Data excerpts:
— start —

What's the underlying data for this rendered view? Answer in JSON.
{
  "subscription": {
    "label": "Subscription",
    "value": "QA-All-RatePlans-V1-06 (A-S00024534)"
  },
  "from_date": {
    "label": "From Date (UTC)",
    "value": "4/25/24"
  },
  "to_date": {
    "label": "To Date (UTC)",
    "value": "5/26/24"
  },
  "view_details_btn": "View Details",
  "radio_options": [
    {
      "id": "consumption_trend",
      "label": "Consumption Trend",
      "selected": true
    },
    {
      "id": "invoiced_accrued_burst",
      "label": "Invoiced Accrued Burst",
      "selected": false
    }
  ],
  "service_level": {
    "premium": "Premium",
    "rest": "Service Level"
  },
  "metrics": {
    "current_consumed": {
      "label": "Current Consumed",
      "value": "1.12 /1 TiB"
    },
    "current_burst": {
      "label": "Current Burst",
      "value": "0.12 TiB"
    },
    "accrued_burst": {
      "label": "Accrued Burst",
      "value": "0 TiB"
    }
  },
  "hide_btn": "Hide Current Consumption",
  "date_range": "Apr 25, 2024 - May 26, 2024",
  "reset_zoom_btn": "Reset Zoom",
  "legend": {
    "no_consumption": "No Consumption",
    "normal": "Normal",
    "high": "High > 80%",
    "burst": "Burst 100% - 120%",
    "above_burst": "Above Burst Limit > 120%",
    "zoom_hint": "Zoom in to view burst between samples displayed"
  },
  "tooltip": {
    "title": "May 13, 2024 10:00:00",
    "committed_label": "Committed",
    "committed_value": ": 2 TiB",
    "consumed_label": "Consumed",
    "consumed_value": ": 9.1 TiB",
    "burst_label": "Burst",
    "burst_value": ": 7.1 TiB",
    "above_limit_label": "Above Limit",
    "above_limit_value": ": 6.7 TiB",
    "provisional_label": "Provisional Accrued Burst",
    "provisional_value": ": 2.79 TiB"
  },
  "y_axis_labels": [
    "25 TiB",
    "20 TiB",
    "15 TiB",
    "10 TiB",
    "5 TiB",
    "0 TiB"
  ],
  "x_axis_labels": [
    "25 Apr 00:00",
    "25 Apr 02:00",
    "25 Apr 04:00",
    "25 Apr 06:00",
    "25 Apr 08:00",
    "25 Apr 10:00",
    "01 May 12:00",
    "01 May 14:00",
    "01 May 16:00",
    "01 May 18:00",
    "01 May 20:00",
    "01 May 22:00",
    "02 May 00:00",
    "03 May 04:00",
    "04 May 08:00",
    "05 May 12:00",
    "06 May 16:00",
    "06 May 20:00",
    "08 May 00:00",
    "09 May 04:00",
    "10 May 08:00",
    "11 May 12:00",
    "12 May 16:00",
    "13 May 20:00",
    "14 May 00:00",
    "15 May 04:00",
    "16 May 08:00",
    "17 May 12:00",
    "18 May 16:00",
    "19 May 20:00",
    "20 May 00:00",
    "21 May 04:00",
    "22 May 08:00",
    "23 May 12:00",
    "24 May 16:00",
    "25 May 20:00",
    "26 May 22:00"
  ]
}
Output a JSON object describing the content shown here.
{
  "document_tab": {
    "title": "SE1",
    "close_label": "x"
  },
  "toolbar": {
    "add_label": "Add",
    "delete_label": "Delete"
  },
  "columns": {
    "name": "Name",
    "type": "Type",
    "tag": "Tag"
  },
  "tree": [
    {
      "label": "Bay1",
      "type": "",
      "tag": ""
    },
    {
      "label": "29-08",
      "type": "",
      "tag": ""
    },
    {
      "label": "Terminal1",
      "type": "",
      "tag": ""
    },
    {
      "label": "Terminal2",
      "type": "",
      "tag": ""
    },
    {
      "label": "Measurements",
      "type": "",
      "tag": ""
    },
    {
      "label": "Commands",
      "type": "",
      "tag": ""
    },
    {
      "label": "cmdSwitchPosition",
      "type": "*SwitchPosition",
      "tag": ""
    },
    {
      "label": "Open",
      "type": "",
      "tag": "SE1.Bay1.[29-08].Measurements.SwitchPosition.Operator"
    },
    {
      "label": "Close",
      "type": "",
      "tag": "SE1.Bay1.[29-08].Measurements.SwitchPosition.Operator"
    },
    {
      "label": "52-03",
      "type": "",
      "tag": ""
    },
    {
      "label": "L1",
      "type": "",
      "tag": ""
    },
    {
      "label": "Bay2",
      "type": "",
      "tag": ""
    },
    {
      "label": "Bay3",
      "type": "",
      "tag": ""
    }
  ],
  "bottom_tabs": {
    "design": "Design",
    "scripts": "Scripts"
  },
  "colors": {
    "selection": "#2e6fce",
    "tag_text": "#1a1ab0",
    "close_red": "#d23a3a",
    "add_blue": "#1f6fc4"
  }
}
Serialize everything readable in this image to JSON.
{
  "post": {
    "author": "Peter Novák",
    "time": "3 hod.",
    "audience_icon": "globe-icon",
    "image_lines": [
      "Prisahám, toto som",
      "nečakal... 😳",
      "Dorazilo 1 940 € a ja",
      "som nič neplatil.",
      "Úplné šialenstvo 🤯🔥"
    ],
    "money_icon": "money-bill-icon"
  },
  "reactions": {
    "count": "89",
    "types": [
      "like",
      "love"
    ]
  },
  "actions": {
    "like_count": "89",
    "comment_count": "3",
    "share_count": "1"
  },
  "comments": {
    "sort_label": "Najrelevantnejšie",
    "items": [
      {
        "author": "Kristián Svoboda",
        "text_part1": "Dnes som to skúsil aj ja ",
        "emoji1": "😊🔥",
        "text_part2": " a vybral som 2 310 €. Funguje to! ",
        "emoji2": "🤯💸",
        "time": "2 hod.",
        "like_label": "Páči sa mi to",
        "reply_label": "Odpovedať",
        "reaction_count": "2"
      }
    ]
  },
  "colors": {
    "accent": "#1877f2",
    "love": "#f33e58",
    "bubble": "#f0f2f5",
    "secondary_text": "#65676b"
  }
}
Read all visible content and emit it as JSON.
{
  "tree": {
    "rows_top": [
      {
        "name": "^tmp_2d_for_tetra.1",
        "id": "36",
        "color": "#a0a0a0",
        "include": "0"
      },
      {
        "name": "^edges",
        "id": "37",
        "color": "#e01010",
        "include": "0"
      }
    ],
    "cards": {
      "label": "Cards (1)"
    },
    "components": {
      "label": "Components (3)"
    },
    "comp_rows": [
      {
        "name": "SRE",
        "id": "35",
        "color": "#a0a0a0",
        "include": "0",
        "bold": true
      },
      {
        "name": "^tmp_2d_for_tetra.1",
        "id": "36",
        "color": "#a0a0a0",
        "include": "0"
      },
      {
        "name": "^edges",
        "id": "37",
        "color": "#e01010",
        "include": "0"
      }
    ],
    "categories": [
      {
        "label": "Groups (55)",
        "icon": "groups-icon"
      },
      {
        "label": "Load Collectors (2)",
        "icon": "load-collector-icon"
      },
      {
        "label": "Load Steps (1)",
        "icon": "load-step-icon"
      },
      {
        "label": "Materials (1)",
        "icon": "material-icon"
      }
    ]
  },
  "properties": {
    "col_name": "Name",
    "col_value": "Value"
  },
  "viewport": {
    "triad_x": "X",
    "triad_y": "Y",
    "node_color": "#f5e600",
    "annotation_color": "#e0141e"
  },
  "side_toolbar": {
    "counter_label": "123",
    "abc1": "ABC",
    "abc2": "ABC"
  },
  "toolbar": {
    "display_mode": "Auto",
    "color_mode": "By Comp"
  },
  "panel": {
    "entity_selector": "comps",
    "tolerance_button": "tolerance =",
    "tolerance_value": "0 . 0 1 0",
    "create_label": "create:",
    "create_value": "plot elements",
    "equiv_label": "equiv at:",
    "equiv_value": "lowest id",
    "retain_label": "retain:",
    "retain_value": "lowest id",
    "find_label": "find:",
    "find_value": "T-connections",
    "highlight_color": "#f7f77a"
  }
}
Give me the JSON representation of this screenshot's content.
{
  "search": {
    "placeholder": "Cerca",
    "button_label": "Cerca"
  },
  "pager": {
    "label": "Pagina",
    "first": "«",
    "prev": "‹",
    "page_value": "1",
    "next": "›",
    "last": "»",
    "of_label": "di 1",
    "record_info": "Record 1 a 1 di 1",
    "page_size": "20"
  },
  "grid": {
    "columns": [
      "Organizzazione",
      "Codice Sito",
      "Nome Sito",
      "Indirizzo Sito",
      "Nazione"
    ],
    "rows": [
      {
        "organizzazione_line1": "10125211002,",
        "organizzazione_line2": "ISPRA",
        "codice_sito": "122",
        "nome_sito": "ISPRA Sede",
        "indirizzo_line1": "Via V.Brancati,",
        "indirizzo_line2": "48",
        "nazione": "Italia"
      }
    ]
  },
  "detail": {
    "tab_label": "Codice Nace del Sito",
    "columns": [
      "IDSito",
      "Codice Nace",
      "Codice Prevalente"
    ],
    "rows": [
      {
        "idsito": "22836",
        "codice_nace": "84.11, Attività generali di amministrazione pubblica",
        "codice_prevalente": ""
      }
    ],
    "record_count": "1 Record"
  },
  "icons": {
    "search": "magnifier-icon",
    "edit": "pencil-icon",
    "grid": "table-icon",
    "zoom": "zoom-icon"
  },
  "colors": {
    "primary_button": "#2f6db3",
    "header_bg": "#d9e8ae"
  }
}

— end —

Reproduce only the lines from the line containing "Give me the" to the last line of the material above, both of those lines included.

Exercise answer:
Give me the JSON representation of this screenshot's content.
{
  "search": {
    "placeholder": "Cerca",
    "button_label": "Cerca"
  },
  "pager": {
    "label": "Pagina",
    "first": "«",
    "prev": "‹",
    "page_value": "1",
    "next": "›",
    "last": "»",
    "of_label": "di 1",
    "record_info": "Record 1 a 1 di 1",
    "page_size": "20"
  },
  "grid": {
    "columns": [
      "Organizzazione",
      "Codice Sito",
      "Nome Sito",
      "Indirizzo Sito",
      "Nazione"
    ],
    "rows": [
      {
        "organizzazione_line1": "10125211002,",
        "organizzazione_line2": "ISPRA",
        "codice_sito": "122",
        "nome_sito": "ISPRA Sede",
        "indirizzo_line1": "Via V.Brancati,",
        "indirizzo_line2": "48",
        "nazione": "Italia"
      }
    ]
  },
  "detail": {
    "tab_label": "Codice Nace del Sito",
    "columns": [
      "IDSito",
      "Codice Nace",
      "Codice Prevalente"
    ],
    "rows": [
      {
        "idsito": "22836",
        "codice_nace": "84.11, Attività generali di amministrazione pubblica",
        "codice_prevalente": ""
      }
    ],
    "record_count": "1 Record"
  },
  "icons": {
    "search": "magnifier-icon",
    "edit": "pencil-icon",
    "grid": "table-icon",
    "zoom": "zoom-icon"
  },
  "colors": {
    "primary_button": "#2f6db3",
    "header_bg": "#d9e8ae"
  }
}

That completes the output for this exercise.